What the task requires — Locate all lines in the data below that hold "init" and show them.

Listing —
* Begin *
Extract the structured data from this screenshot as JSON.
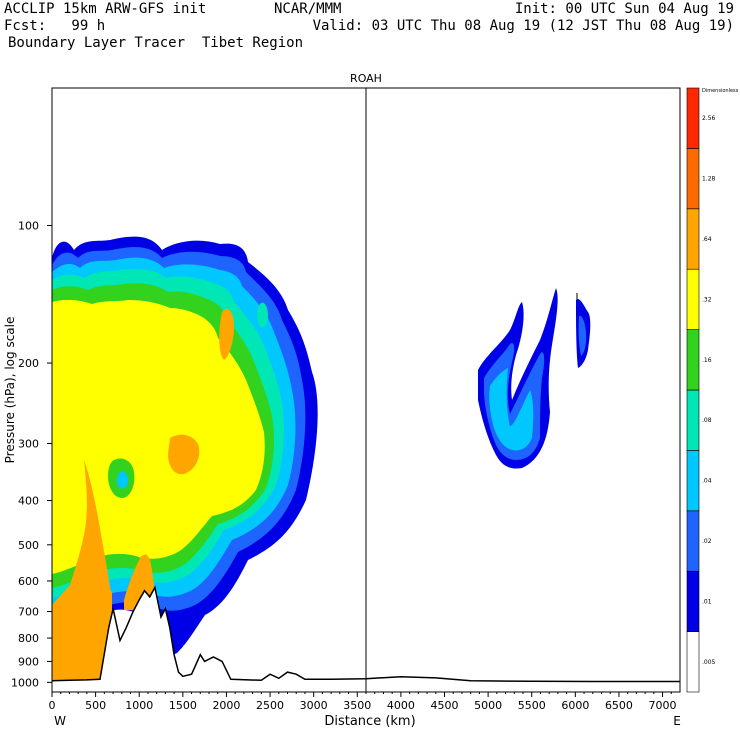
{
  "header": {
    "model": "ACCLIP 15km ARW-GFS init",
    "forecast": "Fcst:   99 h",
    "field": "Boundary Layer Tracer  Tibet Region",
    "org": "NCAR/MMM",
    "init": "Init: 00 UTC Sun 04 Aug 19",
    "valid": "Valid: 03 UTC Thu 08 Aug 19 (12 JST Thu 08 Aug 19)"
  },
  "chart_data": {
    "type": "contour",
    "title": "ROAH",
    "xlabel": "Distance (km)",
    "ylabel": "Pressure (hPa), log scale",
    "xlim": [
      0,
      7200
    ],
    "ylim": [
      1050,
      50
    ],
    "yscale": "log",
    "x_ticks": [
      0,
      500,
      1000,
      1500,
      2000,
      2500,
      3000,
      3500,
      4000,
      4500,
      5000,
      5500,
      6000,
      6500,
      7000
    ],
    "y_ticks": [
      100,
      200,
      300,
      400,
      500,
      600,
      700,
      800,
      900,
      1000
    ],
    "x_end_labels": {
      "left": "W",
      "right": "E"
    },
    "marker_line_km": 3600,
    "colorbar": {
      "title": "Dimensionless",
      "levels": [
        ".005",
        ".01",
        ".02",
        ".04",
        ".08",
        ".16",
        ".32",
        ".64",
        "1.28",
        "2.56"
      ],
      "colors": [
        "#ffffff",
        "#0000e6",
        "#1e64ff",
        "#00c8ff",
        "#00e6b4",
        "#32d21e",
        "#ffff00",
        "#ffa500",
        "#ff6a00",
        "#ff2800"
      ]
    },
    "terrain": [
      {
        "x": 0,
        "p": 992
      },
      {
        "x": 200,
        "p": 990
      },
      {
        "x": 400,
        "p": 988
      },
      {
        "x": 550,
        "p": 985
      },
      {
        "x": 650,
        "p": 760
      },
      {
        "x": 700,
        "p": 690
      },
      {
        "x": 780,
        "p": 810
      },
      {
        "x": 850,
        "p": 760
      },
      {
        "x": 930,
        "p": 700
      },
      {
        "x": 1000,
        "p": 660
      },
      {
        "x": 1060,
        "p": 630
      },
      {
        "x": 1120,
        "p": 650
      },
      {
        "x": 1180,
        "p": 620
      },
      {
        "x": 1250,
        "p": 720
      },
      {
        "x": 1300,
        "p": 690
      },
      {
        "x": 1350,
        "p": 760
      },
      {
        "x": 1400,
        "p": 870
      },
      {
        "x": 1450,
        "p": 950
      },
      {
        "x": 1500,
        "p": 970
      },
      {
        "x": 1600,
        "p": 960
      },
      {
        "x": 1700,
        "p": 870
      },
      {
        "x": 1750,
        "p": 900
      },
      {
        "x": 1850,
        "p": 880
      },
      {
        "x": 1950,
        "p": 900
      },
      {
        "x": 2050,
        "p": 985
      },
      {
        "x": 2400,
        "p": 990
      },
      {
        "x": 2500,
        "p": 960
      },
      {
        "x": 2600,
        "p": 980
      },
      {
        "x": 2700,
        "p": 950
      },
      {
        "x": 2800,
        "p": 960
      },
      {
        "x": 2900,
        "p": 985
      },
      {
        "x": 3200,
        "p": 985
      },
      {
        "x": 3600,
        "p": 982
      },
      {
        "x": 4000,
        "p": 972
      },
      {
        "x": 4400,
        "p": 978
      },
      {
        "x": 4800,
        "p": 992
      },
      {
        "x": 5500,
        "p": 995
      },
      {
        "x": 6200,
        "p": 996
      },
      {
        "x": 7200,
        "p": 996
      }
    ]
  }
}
* End *
* Begin *
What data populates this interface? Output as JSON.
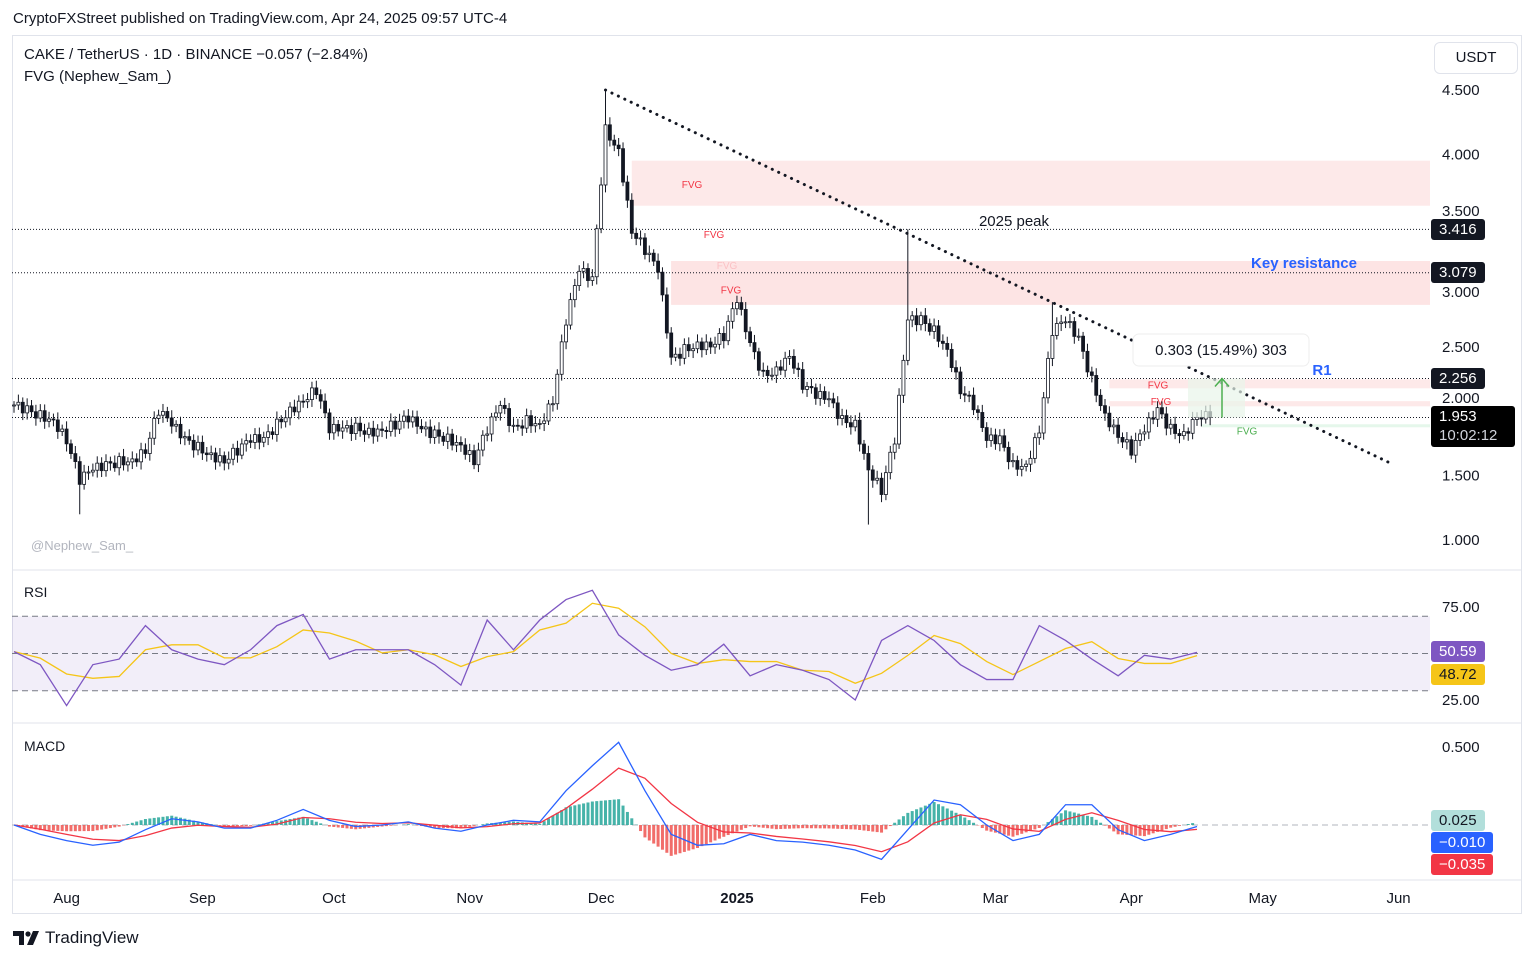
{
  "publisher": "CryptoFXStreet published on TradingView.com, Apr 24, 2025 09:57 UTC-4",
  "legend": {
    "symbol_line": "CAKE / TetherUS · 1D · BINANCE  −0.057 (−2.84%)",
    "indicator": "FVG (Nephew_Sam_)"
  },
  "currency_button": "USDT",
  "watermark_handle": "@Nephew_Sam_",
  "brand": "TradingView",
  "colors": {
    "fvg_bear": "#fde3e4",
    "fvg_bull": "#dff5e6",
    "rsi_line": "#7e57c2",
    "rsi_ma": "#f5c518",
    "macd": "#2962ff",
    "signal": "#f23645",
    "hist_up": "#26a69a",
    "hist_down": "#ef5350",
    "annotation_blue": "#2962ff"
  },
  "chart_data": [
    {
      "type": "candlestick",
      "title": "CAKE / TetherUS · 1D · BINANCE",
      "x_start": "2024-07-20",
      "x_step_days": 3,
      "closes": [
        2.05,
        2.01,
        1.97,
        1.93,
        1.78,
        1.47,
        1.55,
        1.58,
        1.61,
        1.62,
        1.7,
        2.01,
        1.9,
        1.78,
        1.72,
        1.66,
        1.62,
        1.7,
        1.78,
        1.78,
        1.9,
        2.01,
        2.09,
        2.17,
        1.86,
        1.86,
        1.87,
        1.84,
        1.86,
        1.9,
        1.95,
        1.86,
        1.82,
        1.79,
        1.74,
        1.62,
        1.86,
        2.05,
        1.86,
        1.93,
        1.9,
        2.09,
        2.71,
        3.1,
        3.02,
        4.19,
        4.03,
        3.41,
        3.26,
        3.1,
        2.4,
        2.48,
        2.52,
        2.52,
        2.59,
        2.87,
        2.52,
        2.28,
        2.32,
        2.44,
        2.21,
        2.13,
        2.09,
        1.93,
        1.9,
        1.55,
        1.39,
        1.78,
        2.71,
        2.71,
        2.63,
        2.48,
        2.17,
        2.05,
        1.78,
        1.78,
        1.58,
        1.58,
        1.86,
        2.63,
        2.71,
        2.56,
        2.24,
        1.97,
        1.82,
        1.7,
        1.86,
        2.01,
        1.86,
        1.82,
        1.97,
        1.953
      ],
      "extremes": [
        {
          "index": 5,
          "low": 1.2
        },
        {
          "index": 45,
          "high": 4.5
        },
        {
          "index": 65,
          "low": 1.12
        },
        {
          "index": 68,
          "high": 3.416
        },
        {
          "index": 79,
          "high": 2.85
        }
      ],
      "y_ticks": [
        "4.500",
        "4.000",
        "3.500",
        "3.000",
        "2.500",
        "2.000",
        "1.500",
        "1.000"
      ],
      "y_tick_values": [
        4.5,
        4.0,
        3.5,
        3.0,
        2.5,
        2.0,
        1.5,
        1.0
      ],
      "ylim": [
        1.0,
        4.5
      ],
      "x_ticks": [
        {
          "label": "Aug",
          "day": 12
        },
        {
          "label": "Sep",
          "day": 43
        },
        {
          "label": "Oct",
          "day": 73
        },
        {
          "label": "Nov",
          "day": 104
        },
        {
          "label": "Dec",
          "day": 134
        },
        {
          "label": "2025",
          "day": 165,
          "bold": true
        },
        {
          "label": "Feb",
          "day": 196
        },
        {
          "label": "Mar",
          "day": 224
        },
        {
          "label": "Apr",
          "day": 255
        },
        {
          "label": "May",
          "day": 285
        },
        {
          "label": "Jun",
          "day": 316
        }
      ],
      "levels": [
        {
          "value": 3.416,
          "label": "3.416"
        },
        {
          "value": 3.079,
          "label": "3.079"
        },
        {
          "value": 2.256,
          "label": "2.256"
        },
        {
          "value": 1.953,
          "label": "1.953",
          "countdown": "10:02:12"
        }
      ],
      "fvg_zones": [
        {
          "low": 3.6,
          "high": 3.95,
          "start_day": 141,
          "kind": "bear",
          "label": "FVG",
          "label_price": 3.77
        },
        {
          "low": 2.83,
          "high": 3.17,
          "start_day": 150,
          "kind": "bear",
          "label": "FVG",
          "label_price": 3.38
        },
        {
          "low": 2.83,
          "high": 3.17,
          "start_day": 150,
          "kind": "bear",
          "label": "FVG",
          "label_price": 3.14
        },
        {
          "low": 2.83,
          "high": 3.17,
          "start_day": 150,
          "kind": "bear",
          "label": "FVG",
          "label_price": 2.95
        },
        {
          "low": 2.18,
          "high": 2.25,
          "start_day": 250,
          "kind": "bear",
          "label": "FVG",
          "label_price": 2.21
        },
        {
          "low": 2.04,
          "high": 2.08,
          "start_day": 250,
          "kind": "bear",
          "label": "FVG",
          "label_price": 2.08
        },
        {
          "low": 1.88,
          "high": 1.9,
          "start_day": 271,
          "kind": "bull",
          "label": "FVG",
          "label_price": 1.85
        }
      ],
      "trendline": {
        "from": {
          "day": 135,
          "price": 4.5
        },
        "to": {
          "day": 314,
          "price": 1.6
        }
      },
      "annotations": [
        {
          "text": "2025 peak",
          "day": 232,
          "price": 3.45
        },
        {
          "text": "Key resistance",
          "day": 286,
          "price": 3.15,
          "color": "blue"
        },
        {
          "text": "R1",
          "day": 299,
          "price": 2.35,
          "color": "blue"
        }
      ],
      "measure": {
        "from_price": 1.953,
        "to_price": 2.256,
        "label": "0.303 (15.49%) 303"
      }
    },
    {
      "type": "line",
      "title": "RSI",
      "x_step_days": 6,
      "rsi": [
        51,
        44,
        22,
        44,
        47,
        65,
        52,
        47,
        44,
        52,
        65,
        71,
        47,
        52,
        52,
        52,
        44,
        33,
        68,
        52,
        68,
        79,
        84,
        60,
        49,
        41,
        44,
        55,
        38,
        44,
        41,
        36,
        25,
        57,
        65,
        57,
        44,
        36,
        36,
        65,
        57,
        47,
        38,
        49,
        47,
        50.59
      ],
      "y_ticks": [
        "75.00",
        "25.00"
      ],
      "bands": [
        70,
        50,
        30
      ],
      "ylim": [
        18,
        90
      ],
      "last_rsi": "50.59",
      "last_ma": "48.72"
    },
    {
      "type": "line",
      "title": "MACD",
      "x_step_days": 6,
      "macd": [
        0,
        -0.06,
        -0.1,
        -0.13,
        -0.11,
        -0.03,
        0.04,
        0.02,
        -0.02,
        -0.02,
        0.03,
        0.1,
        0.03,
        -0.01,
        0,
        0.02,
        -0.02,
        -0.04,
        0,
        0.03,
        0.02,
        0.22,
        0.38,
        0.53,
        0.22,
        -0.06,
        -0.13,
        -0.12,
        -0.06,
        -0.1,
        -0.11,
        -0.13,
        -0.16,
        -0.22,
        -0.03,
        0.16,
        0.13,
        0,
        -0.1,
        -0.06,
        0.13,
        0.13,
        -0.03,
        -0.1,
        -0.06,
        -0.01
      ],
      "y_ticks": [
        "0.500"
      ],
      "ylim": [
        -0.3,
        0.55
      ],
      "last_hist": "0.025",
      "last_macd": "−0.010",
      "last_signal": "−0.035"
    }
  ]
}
* End *
* Begin *
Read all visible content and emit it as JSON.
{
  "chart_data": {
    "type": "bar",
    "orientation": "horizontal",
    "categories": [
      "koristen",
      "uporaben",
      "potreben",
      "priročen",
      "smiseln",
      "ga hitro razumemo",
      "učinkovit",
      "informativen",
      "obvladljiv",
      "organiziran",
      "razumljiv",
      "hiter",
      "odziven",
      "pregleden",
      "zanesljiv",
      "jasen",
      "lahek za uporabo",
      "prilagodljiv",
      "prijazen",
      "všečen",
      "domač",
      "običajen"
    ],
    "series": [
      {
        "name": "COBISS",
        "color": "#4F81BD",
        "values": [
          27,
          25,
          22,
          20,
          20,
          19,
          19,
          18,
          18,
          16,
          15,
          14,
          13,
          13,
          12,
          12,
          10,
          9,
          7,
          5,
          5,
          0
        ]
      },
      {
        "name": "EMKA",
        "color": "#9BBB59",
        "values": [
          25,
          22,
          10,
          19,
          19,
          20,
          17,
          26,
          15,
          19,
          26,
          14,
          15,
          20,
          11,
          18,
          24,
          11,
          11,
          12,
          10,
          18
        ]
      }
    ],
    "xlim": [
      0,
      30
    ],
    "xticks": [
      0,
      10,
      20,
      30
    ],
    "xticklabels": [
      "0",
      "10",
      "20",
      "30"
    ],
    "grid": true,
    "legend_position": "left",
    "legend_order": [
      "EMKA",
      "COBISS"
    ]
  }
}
* End *
Exercise output —
    "model": "ACCLIP 15km ARW-GFS init",
    "init": "Init: 00 UTC Sun 04 Aug 19",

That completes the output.